Extract every line of the data below verbatim, omitting the pictures.

— BEGIN Exercise materials —

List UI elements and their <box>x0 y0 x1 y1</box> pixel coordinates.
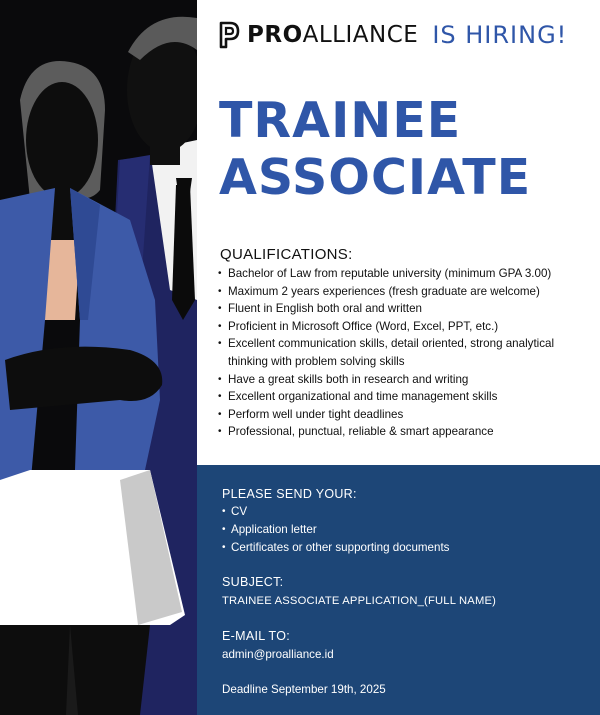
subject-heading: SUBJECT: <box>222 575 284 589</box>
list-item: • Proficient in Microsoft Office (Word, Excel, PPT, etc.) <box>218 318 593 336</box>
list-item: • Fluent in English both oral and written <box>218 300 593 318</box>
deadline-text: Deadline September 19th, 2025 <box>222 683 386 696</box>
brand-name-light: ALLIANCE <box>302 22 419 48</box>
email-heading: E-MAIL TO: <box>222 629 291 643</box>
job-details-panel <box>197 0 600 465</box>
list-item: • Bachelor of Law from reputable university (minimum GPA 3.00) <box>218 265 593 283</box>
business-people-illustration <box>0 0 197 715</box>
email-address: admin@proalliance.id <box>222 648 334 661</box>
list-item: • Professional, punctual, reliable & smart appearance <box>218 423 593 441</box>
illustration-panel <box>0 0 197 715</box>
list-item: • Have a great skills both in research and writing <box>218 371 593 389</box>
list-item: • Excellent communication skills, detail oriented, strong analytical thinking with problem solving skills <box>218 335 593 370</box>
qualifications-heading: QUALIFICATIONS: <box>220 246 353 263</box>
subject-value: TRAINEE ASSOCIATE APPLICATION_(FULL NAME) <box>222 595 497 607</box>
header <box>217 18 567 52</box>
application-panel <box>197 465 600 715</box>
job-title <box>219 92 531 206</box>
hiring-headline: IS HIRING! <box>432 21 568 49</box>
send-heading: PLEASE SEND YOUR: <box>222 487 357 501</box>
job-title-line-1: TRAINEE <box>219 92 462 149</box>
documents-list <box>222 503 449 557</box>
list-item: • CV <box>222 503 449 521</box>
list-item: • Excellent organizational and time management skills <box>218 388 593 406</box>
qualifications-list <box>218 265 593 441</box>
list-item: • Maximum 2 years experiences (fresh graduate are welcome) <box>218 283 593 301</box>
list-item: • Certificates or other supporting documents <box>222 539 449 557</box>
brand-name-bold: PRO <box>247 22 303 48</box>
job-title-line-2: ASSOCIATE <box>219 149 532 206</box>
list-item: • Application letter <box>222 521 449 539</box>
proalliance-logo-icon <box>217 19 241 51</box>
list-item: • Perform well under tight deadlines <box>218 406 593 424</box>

— END Exercise materials —

Exercise answer
List UI elements and their <box>x0 y0 x1 y1</box> pixel coordinates.
subject-heading: SUBJECT: <box>222 575 284 589</box>
list-item: • Proficient in Microsoft Office (Word, Excel, PPT, etc.) <box>218 318 593 336</box>
list-item: • Fluent in English both oral and written <box>218 300 593 318</box>
deadline-text: Deadline September 19th, 2025 <box>222 683 386 696</box>
brand-name-light: ALLIANCE <box>302 22 419 48</box>
email-heading: E-MAIL TO: <box>222 629 291 643</box>
job-details-panel <box>197 0 600 465</box>
list-item: • Bachelor of Law from reputable university (minimum GPA 3.00) <box>218 265 593 283</box>
business-people-illustration <box>0 0 197 715</box>
email-address: admin@proalliance.id <box>222 648 334 661</box>
list-item: • Professional, punctual, reliable & smart appearance <box>218 423 593 441</box>
illustration-panel <box>0 0 197 715</box>
list-item: • Have a great skills both in research and writing <box>218 371 593 389</box>
list-item: • Excellent communication skills, detail oriented, strong analytical thinking with problem solving skills <box>218 335 593 370</box>
qualifications-heading: QUALIFICATIONS: <box>220 246 353 263</box>
subject-value: TRAINEE ASSOCIATE APPLICATION_(FULL NAME) <box>222 595 497 607</box>
header <box>217 18 567 52</box>
application-panel <box>197 465 600 715</box>
job-title <box>219 92 531 206</box>
hiring-headline: IS HIRING! <box>432 21 568 49</box>
send-heading: PLEASE SEND YOUR: <box>222 487 357 501</box>
job-title-line-1: TRAINEE <box>219 92 462 149</box>
documents-list <box>222 503 449 557</box>
list-item: • CV <box>222 503 449 521</box>
list-item: • Excellent organizational and time management skills <box>218 388 593 406</box>
qualifications-list <box>218 265 593 441</box>
list-item: • Maximum 2 years experiences (fresh graduate are welcome) <box>218 283 593 301</box>
list-item: • Certificates or other supporting documents <box>222 539 449 557</box>
brand-name-bold: PRO <box>247 22 303 48</box>
job-title-line-2: ASSOCIATE <box>219 149 532 206</box>
list-item: • Application letter <box>222 521 449 539</box>
proalliance-logo-icon <box>217 19 241 51</box>
list-item: • Perform well under tight deadlines <box>218 406 593 424</box>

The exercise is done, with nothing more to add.